Work to complete:
Copy the material from the very beginning down to and including the line that contains "data-label: 112 (117, 242, 138, 255)", changing "x-tick-label" to "year-label" wherever it appears and leaving everything else the same.

Material provided:
---------------

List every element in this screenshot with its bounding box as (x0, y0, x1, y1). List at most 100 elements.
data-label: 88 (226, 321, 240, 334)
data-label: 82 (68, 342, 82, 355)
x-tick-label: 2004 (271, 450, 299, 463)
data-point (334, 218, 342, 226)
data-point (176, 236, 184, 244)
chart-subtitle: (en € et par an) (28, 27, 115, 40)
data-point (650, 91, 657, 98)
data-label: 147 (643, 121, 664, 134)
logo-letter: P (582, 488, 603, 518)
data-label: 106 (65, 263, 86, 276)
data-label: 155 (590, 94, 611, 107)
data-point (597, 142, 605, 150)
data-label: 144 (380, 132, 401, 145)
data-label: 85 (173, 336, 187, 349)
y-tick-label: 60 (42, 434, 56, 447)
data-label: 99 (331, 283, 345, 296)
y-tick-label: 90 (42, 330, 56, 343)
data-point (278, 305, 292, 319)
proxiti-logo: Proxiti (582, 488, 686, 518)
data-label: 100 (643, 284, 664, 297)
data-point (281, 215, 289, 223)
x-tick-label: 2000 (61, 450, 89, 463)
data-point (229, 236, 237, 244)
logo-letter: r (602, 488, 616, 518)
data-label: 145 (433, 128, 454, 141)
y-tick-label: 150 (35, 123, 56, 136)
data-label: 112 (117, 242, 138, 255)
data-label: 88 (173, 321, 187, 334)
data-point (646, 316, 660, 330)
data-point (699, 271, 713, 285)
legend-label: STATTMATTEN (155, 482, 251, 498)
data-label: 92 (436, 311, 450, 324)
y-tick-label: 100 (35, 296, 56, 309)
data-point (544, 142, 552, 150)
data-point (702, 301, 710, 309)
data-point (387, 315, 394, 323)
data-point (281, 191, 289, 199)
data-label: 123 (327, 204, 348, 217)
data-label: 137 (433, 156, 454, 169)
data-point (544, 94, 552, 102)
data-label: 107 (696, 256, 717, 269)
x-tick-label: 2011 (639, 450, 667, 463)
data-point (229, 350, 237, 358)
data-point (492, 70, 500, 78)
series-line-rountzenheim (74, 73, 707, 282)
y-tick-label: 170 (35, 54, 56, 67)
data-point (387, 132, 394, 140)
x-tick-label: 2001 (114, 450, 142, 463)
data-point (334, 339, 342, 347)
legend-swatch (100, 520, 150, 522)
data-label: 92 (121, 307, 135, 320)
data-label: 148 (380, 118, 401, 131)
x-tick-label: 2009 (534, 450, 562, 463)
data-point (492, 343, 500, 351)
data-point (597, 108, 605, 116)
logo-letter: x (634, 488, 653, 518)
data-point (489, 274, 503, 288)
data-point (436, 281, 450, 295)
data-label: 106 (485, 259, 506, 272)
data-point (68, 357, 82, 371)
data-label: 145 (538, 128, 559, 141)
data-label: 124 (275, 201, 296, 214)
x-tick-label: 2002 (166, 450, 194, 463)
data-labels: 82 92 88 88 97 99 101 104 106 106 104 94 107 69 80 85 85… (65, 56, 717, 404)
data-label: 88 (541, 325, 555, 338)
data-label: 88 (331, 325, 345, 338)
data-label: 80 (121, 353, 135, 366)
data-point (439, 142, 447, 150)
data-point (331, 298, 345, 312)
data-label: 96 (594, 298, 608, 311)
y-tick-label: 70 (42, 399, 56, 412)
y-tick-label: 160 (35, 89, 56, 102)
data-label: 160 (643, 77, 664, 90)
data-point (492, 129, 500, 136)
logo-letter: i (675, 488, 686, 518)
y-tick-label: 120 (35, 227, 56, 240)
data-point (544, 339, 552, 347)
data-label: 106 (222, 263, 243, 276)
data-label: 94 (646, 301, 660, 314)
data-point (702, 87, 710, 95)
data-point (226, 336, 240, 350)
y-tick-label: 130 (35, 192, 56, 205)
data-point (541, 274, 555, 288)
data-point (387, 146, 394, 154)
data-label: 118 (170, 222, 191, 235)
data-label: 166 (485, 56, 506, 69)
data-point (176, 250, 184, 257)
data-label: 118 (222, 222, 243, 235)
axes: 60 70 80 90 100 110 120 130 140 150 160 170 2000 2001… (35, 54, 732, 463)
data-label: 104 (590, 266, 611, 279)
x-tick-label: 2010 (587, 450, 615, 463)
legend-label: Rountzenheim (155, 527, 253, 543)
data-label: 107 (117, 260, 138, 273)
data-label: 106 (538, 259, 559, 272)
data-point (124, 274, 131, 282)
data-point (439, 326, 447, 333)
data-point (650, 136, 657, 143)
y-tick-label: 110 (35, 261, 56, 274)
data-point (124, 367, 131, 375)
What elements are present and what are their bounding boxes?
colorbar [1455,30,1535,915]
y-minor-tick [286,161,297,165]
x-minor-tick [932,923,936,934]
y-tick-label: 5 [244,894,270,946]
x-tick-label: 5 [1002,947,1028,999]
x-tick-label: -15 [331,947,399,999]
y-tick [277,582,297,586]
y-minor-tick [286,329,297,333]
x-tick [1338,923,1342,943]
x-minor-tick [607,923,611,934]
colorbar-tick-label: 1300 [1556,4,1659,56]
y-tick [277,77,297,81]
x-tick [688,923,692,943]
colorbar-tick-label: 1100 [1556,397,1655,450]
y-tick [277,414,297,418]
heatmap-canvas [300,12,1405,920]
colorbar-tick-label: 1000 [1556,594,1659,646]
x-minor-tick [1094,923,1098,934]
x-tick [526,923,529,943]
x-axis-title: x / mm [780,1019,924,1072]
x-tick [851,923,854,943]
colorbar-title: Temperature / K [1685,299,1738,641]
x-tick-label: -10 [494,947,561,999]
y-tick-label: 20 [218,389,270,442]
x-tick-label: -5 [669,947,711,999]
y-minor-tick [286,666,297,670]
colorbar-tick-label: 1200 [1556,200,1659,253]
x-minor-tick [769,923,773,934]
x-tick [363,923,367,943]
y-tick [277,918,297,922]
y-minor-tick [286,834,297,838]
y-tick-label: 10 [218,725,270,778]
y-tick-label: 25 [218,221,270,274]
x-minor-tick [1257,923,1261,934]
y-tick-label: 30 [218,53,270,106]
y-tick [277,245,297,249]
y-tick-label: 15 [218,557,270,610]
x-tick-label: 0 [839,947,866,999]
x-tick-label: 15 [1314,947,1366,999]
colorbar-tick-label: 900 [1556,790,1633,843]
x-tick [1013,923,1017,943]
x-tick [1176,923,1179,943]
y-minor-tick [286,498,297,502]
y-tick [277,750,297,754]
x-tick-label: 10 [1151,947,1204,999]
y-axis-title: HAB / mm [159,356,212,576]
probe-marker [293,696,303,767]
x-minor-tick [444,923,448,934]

---------------

Written response:
List every element in this screenshot with its bounding box as (x0, y0, x1, y1). List at most 100 elements.
data-label: 88 (226, 321, 240, 334)
data-label: 82 (68, 342, 82, 355)
year-label: 2004 (271, 450, 299, 463)
data-point (334, 218, 342, 226)
data-point (176, 236, 184, 244)
chart-subtitle: (en € et par an) (28, 27, 115, 40)
data-point (650, 91, 657, 98)
data-label: 147 (643, 121, 664, 134)
logo-letter: P (582, 488, 603, 518)
data-label: 106 (65, 263, 86, 276)
data-label: 155 (590, 94, 611, 107)
data-point (597, 142, 605, 150)
data-label: 144 (380, 132, 401, 145)
data-label: 85 (173, 336, 187, 349)
y-tick-label: 60 (42, 434, 56, 447)
data-label: 99 (331, 283, 345, 296)
y-tick-label: 90 (42, 330, 56, 343)
data-point (278, 305, 292, 319)
proxiti-logo: Proxiti (582, 488, 686, 518)
data-label: 100 (643, 284, 664, 297)
data-point (281, 215, 289, 223)
year-label: 2000 (61, 450, 89, 463)
data-point (229, 236, 237, 244)
logo-letter: r (602, 488, 616, 518)
data-label: 145 (433, 128, 454, 141)
y-tick-label: 150 (35, 123, 56, 136)
data-label: 112 (117, 242, 138, 255)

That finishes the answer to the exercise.